## EXERCISE REQUIREMENTS
Write out the entries again exactly as they are given.

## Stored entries
<<<<

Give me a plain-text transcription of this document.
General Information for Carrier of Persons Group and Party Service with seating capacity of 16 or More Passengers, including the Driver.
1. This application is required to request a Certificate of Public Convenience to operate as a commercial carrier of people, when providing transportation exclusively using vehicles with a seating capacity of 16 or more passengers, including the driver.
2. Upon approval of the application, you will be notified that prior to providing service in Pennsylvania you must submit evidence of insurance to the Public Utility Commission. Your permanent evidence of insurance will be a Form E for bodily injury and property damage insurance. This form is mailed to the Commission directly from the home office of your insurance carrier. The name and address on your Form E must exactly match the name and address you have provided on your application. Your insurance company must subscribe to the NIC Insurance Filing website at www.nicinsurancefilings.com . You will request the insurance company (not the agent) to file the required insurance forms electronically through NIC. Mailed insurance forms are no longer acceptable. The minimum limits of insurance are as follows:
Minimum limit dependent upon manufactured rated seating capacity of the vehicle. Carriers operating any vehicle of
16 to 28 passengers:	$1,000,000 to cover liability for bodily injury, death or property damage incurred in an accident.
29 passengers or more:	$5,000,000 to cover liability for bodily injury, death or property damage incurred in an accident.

>>>>

## WRITTEN RESPONSE
Give me a plain-text transcription of this document.
General Information for Carrier of Persons Group and Party Service with seating capacity of 16 or More Passengers, including the Driver.
1. This application is required to request a Certificate of Public Convenience to operate as a commercial carrier of people, when providing transportation exclusively using vehicles with a seating capacity of 16 or more passengers, including the driver.
2. Upon approval of the application, you will be notified that prior to providing service in Pennsylvania you must submit evidence of insurance to the Public Utility Commission. Your permanent evidence of insurance will be a Form E for bodily injury and property damage insurance. This form is mailed to the Commission directly from the home office of your insurance carrier. The name and address on your Form E must exactly match the name and address you have provided on your application. Your insurance company must subscribe to the NIC Insurance Filing website at www.nicinsurancefilings.com . You will request the insurance company (not the agent) to file the required insurance forms electronically through NIC. Mailed insurance forms are no longer acceptable. The minimum limits of insurance are as follows:
Minimum limit dependent upon manufactured rated seating capacity of the vehicle. Carriers operating any vehicle of
16 to 28 passengers:	$1,000,000 to cover liability for bodily injury, death or property damage incurred in an accident.
29 passengers or more:	$5,000,000 to cover liability for bodily injury, death or property damage incurred in an accident.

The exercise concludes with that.